_Problem statement_. Repeat everything in the material exactly.

_Exercise input_.

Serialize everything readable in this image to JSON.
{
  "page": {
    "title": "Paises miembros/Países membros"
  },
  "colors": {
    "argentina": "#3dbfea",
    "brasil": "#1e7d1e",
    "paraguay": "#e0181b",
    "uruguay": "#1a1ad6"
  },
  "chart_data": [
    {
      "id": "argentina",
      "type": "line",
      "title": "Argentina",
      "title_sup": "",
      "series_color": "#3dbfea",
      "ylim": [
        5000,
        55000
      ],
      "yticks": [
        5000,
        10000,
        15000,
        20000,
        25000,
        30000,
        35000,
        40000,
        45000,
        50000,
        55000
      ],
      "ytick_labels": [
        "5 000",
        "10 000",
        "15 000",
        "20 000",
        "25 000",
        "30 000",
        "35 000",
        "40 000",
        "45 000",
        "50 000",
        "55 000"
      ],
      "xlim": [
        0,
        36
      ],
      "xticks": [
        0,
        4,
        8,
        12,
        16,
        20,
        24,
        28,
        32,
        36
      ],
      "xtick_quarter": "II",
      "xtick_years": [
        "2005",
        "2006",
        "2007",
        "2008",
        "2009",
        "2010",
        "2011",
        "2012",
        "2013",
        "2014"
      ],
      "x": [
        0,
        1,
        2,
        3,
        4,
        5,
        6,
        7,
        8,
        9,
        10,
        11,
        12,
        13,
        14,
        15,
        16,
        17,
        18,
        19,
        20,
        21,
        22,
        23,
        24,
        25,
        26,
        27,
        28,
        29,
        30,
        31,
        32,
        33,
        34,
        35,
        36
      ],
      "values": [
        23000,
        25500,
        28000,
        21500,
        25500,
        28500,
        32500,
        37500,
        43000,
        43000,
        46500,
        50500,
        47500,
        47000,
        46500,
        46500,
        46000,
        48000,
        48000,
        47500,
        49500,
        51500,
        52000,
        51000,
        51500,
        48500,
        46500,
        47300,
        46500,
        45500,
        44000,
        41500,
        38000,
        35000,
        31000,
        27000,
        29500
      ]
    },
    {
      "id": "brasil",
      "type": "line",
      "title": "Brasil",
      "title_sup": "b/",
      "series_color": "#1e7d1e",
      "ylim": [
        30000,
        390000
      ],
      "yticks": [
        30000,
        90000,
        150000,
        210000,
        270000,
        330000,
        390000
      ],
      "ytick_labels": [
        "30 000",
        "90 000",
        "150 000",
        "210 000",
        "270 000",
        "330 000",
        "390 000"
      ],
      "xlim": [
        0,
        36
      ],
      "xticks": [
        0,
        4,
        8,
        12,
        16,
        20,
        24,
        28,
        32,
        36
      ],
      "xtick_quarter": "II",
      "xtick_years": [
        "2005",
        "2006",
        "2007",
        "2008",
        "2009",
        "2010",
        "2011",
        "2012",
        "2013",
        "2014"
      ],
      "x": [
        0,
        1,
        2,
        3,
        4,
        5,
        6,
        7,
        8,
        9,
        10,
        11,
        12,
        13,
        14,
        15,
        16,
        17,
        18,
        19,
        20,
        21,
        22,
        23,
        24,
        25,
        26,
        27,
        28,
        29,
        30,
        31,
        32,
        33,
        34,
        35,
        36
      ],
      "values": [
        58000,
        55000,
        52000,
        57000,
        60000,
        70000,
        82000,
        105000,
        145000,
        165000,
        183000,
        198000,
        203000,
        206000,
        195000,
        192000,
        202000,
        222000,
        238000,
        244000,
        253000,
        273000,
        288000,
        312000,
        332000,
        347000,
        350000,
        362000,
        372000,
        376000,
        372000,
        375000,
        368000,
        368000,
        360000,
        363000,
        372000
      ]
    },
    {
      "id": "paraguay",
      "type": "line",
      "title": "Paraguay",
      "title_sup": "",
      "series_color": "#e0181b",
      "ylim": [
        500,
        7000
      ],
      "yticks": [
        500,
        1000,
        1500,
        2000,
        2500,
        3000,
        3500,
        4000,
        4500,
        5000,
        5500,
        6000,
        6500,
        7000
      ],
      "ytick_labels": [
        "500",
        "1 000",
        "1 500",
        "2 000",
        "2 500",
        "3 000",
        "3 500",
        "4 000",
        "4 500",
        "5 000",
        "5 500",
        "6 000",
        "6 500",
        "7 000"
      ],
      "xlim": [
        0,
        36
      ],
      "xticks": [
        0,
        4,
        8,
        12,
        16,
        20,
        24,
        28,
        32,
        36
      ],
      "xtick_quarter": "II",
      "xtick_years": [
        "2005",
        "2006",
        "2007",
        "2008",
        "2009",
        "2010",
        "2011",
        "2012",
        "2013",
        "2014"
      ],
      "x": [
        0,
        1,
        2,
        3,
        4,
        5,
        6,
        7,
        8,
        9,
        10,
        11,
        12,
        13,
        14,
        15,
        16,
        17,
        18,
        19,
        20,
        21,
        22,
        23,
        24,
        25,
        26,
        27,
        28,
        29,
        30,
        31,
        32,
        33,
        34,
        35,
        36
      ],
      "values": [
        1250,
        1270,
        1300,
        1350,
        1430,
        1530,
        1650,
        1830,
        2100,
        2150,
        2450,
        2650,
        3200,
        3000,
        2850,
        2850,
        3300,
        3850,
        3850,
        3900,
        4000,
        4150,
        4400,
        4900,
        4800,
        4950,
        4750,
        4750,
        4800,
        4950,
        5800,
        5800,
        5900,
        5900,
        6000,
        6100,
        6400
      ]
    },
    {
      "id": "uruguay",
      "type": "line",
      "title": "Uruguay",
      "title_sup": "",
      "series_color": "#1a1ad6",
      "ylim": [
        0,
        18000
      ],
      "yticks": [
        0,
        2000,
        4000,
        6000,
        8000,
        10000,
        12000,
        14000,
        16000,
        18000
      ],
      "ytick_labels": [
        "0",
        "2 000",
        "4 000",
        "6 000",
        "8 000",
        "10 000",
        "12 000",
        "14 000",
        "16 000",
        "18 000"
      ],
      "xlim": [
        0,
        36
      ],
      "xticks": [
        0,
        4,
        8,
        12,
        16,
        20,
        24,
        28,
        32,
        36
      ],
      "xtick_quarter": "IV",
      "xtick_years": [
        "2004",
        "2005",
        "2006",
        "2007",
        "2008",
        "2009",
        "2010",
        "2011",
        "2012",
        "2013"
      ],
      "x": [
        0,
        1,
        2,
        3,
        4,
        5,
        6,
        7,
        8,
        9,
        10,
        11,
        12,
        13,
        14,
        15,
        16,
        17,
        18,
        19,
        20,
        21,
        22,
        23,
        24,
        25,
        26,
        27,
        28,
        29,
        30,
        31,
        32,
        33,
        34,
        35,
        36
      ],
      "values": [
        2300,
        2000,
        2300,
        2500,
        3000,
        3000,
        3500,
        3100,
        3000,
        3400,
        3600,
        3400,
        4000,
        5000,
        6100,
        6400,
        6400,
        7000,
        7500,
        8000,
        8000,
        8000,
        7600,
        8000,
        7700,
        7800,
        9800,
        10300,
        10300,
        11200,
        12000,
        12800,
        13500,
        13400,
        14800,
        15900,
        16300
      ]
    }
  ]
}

_Answer_.
Serialize everything readable in this image to JSON.
{
  "page": {
    "title": "Paises miembros/Países membros"
  },
  "colors": {
    "argentina": "#3dbfea",
    "brasil": "#1e7d1e",
    "paraguay": "#e0181b",
    "uruguay": "#1a1ad6"
  },
  "chart_data": [
    {
      "id": "argentina",
      "type": "line",
      "title": "Argentina",
      "title_sup": "",
      "series_color": "#3dbfea",
      "ylim": [
        5000,
        55000
      ],
      "yticks": [
        5000,
        10000,
        15000,
        20000,
        25000,
        30000,
        35000,
        40000,
        45000,
        50000,
        55000
      ],
      "ytick_labels": [
        "5 000",
        "10 000",
        "15 000",
        "20 000",
        "25 000",
        "30 000",
        "35 000",
        "40 000",
        "45 000",
        "50 000",
        "55 000"
      ],
      "xlim": [
        0,
        36
      ],
      "xticks": [
        0,
        4,
        8,
        12,
        16,
        20,
        24,
        28,
        32,
        36
      ],
      "xtick_quarter": "II",
      "xtick_years": [
        "2005",
        "2006",
        "2007",
        "2008",
        "2009",
        "2010",
        "2011",
        "2012",
        "2013",
        "2014"
      ],
      "x": [
        0,
        1,
        2,
        3,
        4,
        5,
        6,
        7,
        8,
        9,
        10,
        11,
        12,
        13,
        14,
        15,
        16,
        17,
        18,
        19,
        20,
        21,
        22,
        23,
        24,
        25,
        26,
        27,
        28,
        29,
        30,
        31,
        32,
        33,
        34,
        35,
        36
      ],
      "values": [
        23000,
        25500,
        28000,
        21500,
        25500,
        28500,
        32500,
        37500,
        43000,
        43000,
        46500,
        50500,
        47500,
        47000,
        46500,
        46500,
        46000,
        48000,
        48000,
        47500,
        49500,
        51500,
        52000,
        51000,
        51500,
        48500,
        46500,
        47300,
        46500,
        45500,
        44000,
        41500,
        38000,
        35000,
        31000,
        27000,
        29500
      ]
    },
    {
      "id": "brasil",
      "type": "line",
      "title": "Brasil",
      "title_sup": "b/",
      "series_color": "#1e7d1e",
      "ylim": [
        30000,
        390000
      ],
      "yticks": [
        30000,
        90000,
        150000,
        210000,
        270000,
        330000,
        390000
      ],
      "ytick_labels": [
        "30 000",
        "90 000",
        "150 000",
        "210 000",
        "270 000",
        "330 000",
        "390 000"
      ],
      "xlim": [
        0,
        36
      ],
      "xticks": [
        0,
        4,
        8,
        12,
        16,
        20,
        24,
        28,
        32,
        36
      ],
      "xtick_quarter": "II",
      "xtick_years": [
        "2005",
        "2006",
        "2007",
        "2008",
        "2009",
        "2010",
        "2011",
        "2012",
        "2013",
        "2014"
      ],
      "x": [
        0,
        1,
        2,
        3,
        4,
        5,
        6,
        7,
        8,
        9,
        10,
        11,
        12,
        13,
        14,
        15,
        16,
        17,
        18,
        19,
        20,
        21,
        22,
        23,
        24,
        25,
        26,
        27,
        28,
        29,
        30,
        31,
        32,
        33,
        34,
        35,
        36
      ],
      "values": [
        58000,
        55000,
        52000,
        57000,
        60000,
        70000,
        82000,
        105000,
        145000,
        165000,
        183000,
        198000,
        203000,
        206000,
        195000,
        192000,
        202000,
        222000,
        238000,
        244000,
        253000,
        273000,
        288000,
        312000,
        332000,
        347000,
        350000,
        362000,
        372000,
        376000,
        372000,
        375000,
        368000,
        368000,
        360000,
        363000,
        372000
      ]
    },
    {
      "id": "paraguay",
      "type": "line",
      "title": "Paraguay",
      "title_sup": "",
      "series_color": "#e0181b",
      "ylim": [
        500,
        7000
      ],
      "yticks": [
        500,
        1000,
        1500,
        2000,
        2500,
        3000,
        3500,
        4000,
        4500,
        5000,
        5500,
        6000,
        6500,
        7000
      ],
      "ytick_labels": [
        "500",
        "1 000",
        "1 500",
        "2 000",
        "2 500",
        "3 000",
        "3 500",
        "4 000",
        "4 500",
        "5 000",
        "5 500",
        "6 000",
        "6 500",
        "7 000"
      ],
      "xlim": [
        0,
        36
      ],
      "xticks": [
        0,
        4,
        8,
        12,
        16,
        20,
        24,
        28,
        32,
        36
      ],
      "xtick_quarter": "II",
      "xtick_years": [
        "2005",
        "2006",
        "2007",
        "2008",
        "2009",
        "2010",
        "2011",
        "2012",
        "2013",
        "2014"
      ],
      "x": [
        0,
        1,
        2,
        3,
        4,
        5,
        6,
        7,
        8,
        9,
        10,
        11,
        12,
        13,
        14,
        15,
        16,
        17,
        18,
        19,
        20,
        21,
        22,
        23,
        24,
        25,
        26,
        27,
        28,
        29,
        30,
        31,
        32,
        33,
        34,
        35,
        36
      ],
      "values": [
        1250,
        1270,
        1300,
        1350,
        1430,
        1530,
        1650,
        1830,
        2100,
        2150,
        2450,
        2650,
        3200,
        3000,
        2850,
        2850,
        3300,
        3850,
        3850,
        3900,
        4000,
        4150,
        4400,
        4900,
        4800,
        4950,
        4750,
        4750,
        4800,
        4950,
        5800,
        5800,
        5900,
        5900,
        6000,
        6100,
        6400
      ]
    },
    {
      "id": "uruguay",
      "type": "line",
      "title": "Uruguay",
      "title_sup": "",
      "series_color": "#1a1ad6",
      "ylim": [
        0,
        18000
      ],
      "yticks": [
        0,
        2000,
        4000,
        6000,
        8000,
        10000,
        12000,
        14000,
        16000,
        18000
      ],
      "ytick_labels": [
        "0",
        "2 000",
        "4 000",
        "6 000",
        "8 000",
        "10 000",
        "12 000",
        "14 000",
        "16 000",
        "18 000"
      ],
      "xlim": [
        0,
        36
      ],
      "xticks": [
        0,
        4,
        8,
        12,
        16,
        20,
        24,
        28,
        32,
        36
      ],
      "xtick_quarter": "IV",
      "xtick_years": [
        "2004",
        "2005",
        "2006",
        "2007",
        "2008",
        "2009",
        "2010",
        "2011",
        "2012",
        "2013"
      ],
      "x": [
        0,
        1,
        2,
        3,
        4,
        5,
        6,
        7,
        8,
        9,
        10,
        11,
        12,
        13,
        14,
        15,
        16,
        17,
        18,
        19,
        20,
        21,
        22,
        23,
        24,
        25,
        26,
        27,
        28,
        29,
        30,
        31,
        32,
        33,
        34,
        35,
        36
      ],
      "values": [
        2300,
        2000,
        2300,
        2500,
        3000,
        3000,
        3500,
        3100,
        3000,
        3400,
        3600,
        3400,
        4000,
        5000,
        6100,
        6400,
        6400,
        7000,
        7500,
        8000,
        8000,
        8000,
        7600,
        8000,
        7700,
        7800,
        9800,
        10300,
        10300,
        11200,
        12000,
        12800,
        13500,
        13400,
        14800,
        15900,
        16300
      ]
    }
  ]
}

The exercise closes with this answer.